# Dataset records
========================

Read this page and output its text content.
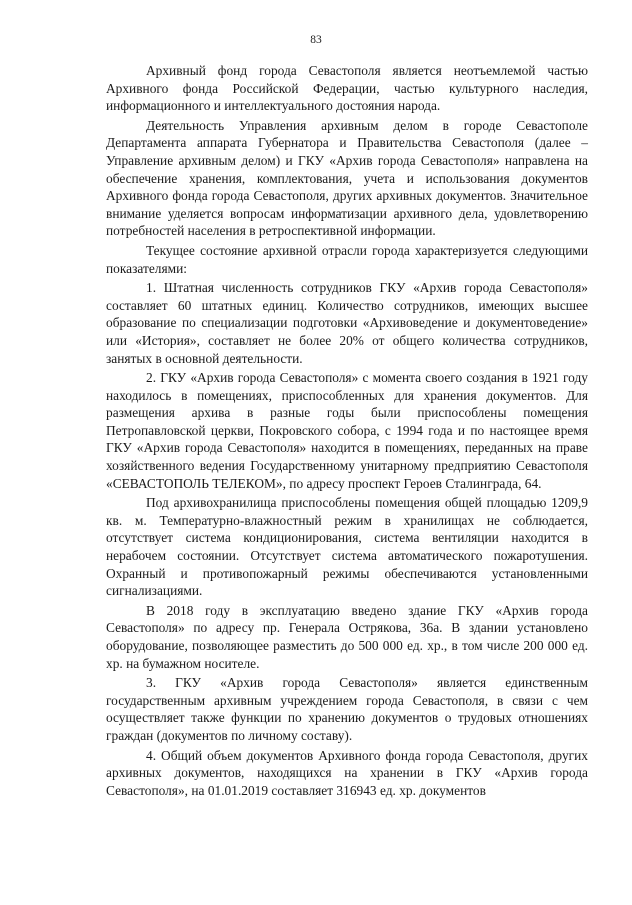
83

Архивный фонд города Севастополя является неотъемлемой частью Архивного фонда Российской Федерации, частью культурного наследия, информационного и интеллектуального достояния народа.

Деятельность Управления архивным делом в городе Севастополе Департамента аппарата Губернатора и Правительства Севастополя (далее – Управление архивным делом) и ГКУ «Архив города Севастополя» направлена на обеспечение хранения, комплектования, учета и использования документов Архивного фонда города Севастополя, других архивных документов. Значительное внимание уделяется вопросам информатизации архивного дела, удовлетворению потребностей населения в ретроспективной информации.

Текущее состояние архивной отрасли города характеризуется следующими показателями:

1. Штатная численность сотрудников ГКУ «Архив города Севастополя» составляет 60 штатных единиц. Количество сотрудников, имеющих высшее образование по специализации подготовки «Архивоведение и документоведение» или «История», составляет не более 20% от общего количества сотрудников, занятых в основной деятельности.

2. ГКУ «Архив города Севастополя» с момента своего создания в 1921 году находилось в помещениях, приспособленных для хранения документов. Для размещения архива в разные годы были приспособлены помещения Петропавловской церкви, Покровского собора, с 1994 года и по настоящее время ГКУ «Архив города Севастополя» находится в помещениях, переданных на праве хозяйственного ведения Государственному унитарному предприятию Севастополя «СЕВАСТОПОЛЬ ТЕЛЕКОМ», по адресу проспект Героев Сталинграда, 64.

Под архивохранилища приспособлены помещения общей площадью 1209,9 кв. м. Температурно-влажностный режим в хранилищах не соблюдается, отсутствует система кондиционирования, система вентиляции находится в нерабочем состоянии. Отсутствует система автоматического пожаротушения. Охранный и противопожарный режимы обеспечиваются установленными сигнализациями.

В 2018 году в эксплуатацию введено здание ГКУ «Архив города Севастополя» по адресу пр. Генерала Острякова, 36а. В здании установлено оборудование, позволяющее разместить до 500 000 ед. хр., в том числе 200 000 ед. хр. на бумажном носителе.

3. ГКУ «Архив города Севастополя» является единственным государственным архивным учреждением города Севастополя, в связи с чем осуществляет также функции по хранению документов о трудовых отношениях граждан (документов по личному составу).

4. Общий объем документов Архивного фонда города Севастополя, других архивных документов, находящихся на хранении в ГКУ «Архив города Севастополя», на 01.01.2019 составляет 316943 ед. хр. документов
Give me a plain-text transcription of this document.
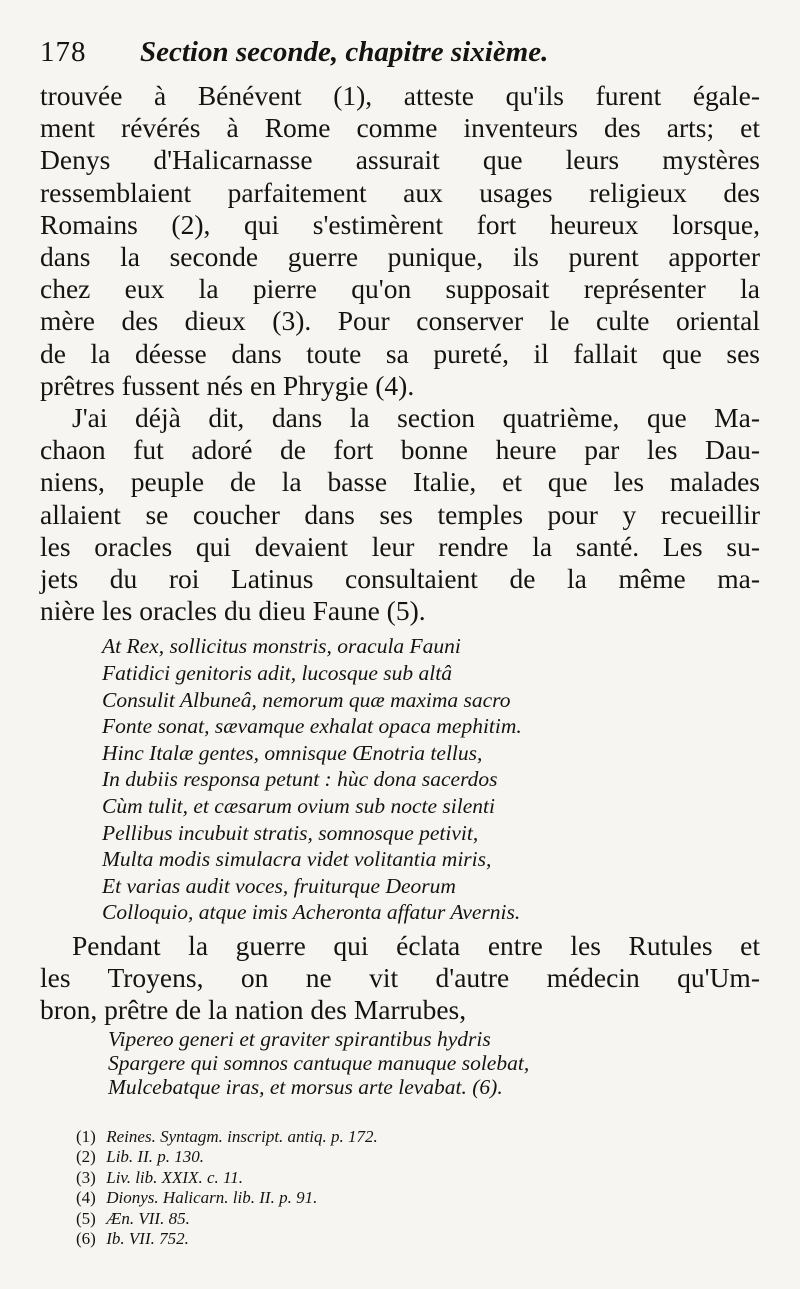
178	Section seconde, chapitre sixième.
trouvée à Bénévent (1), atteste qu'ils furent égale-
ment révérés à Rome comme inventeurs des arts; et
Denys d'Halicarnasse assurait que leurs mystères
ressemblaient parfaitement aux usages religieux des
Romains (2), qui s'estimèrent fort heureux lorsque,
dans la seconde guerre punique, ils purent apporter
chez eux la pierre qu'on supposait représenter la
mère des dieux (3). Pour conserver le culte oriental
de la déesse dans toute sa pureté, il fallait que ses
prêtres fussent nés en Phrygie (4).
J'ai déjà dit, dans la section quatrième, que Ma-
chaon fut adoré de fort bonne heure par les Dau-
niens, peuple de la basse Italie, et que les malades
allaient se coucher dans ses temples pour y recueillir
les oracles qui devaient leur rendre la santé. Les su-
jets du roi Latinus consultaient de la même ma-
nière les oracles du dieu Faune (5).
At Rex, sollicitus monstris, oracula Fauni
Fatidici genitoris adit, lucosque sub altâ
Consulit Albuneâ, nemorum quæ maxima sacro
Fonte sonat, sævamque exhalat opaca mephitim.
Hinc Italæ gentes, omnisque Œnotria tellus,
In dubiis responsa petunt : hùc dona sacerdos
Cùm tulit, et cæsarum ovium sub nocte silenti
Pellibus incubuit stratis, somnosque petivit,
Multa modis simulacra videt volitantia miris,
Et varias audit voces, fruiturque Deorum
Colloquio, atque imis Acheronta affatur Avernis.
Pendant la guerre qui éclata entre les Rutules et
les Troyens, on ne vit d'autre médecin qu'Um-
bron, prêtre de la nation des Marrubes,
Vipereo generi et graviter spirantibus hydris
Spargere qui somnos cantuque manuque solebat,
Mulcebatque iras, et morsus arte levabat. (6).
(1) Reines. Syntagm. inscript. antiq. p. 172.
(2) Lib. II. p. 130.
(3) Liv. lib. XXIX. c. 11.
(4) Dionys. Halicarn. lib. II. p. 91.
(5) Æn. VII. 85.
(6) Ib. VII. 752.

========================

Scan the records above for the string "text", then select every line that holds it.

Read this page and output its text content.
Give me a plain-text transcription of this document.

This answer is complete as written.